--- START Supplied records ---
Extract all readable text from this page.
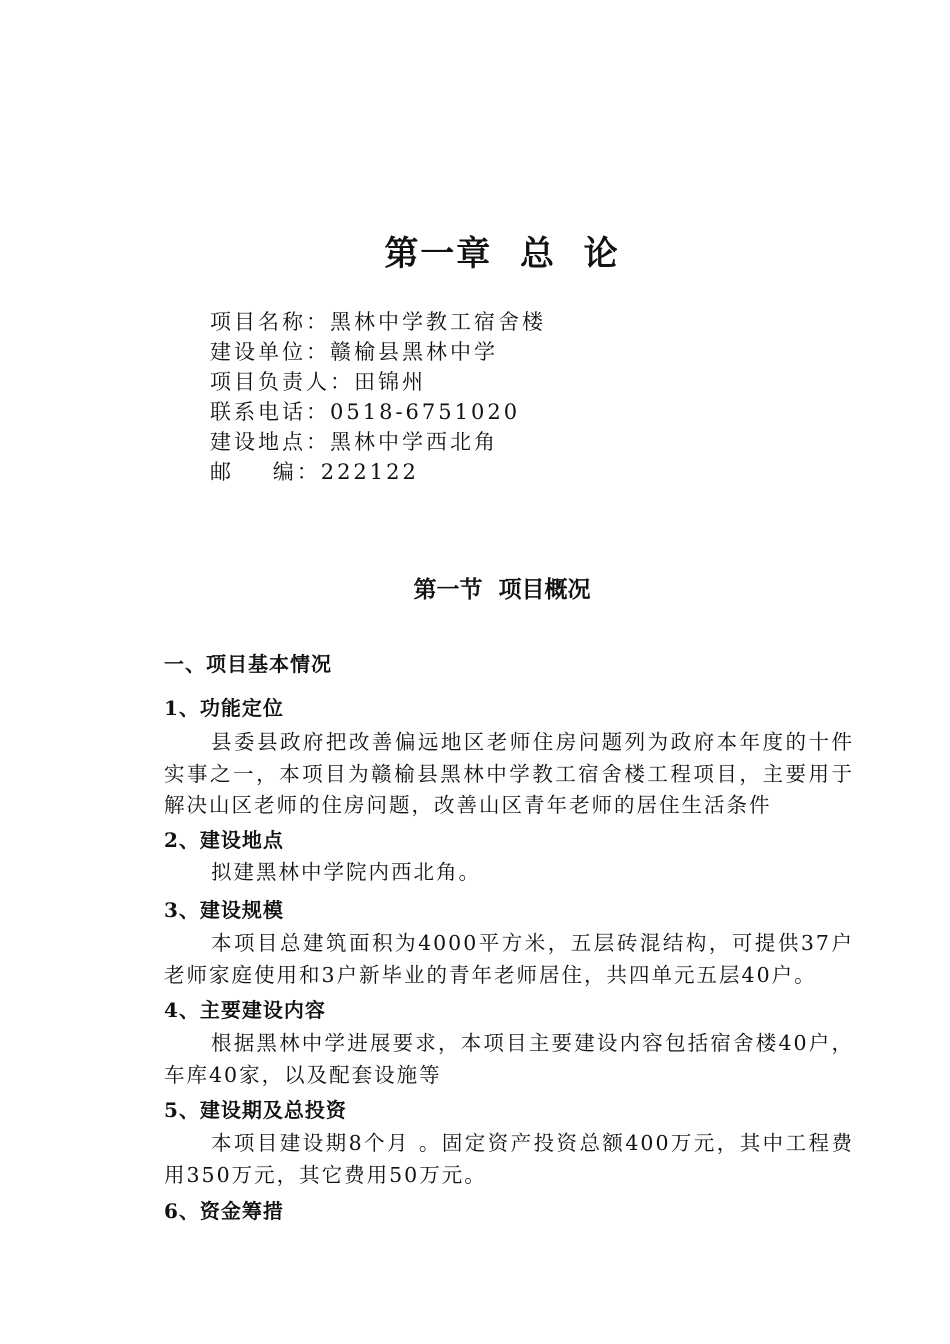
第一章  总  论
项目名称：黑林中学教工宿舍楼
建设单位：赣榆县黑林中学
项目负责人：田锦州
联系电话：0518-6751020
建设地点：黑林中学西北角
邮    编：222122
第一节  项目概况
一、项目基本情况
1、功能定位

县委县政府把改善偏远地区老师住房问题列为政府本年度的十件实事之一，本项目为赣榆县黑林中学教工宿舍楼工程项目，主要用于解决山区老师的住房问题，改善山区青年老师的居住生活条件

2、建设地点

拟建黑林中学院内西北角。

3、建设规模

本项目总建筑面积为4000平方米，五层砖混结构，可提供37户老师家庭使用和3户新毕业的青年老师居住，共四单元五层40户。

4、主要建设内容

根据黑林中学进展要求，本项目主要建设内容包括宿舍楼40户，车库40家，以及配套设施等

5、建设期及总投资

本项目建设期8个月 。固定资产投资总额400万元，其中工程费用350万元，其它费用50万元。

6、资金筹措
--- END Supplied records ---
**What the task requires**
Transcribe all the lines above exactly, apart from the pictures.

**Written response**
Extract all readable text from this page.
第一章  总  论
项目名称：黑林中学教工宿舍楼
建设单位：赣榆县黑林中学
项目负责人：田锦州
联系电话：0518-6751020
建设地点：黑林中学西北角
邮    编：222122
第一节  项目概况
一、项目基本情况
1、功能定位

县委县政府把改善偏远地区老师住房问题列为政府本年度的十件实事之一，本项目为赣榆县黑林中学教工宿舍楼工程项目，主要用于解决山区老师的住房问题，改善山区青年老师的居住生活条件

2、建设地点

拟建黑林中学院内西北角。

3、建设规模

本项目总建筑面积为4000平方米，五层砖混结构，可提供37户老师家庭使用和3户新毕业的青年老师居住，共四单元五层40户。

4、主要建设内容

根据黑林中学进展要求，本项目主要建设内容包括宿舍楼40户，车库40家，以及配套设施等

5、建设期及总投资

本项目建设期8个月 。固定资产投资总额400万元，其中工程费用350万元，其它费用50万元。

6、资金筹措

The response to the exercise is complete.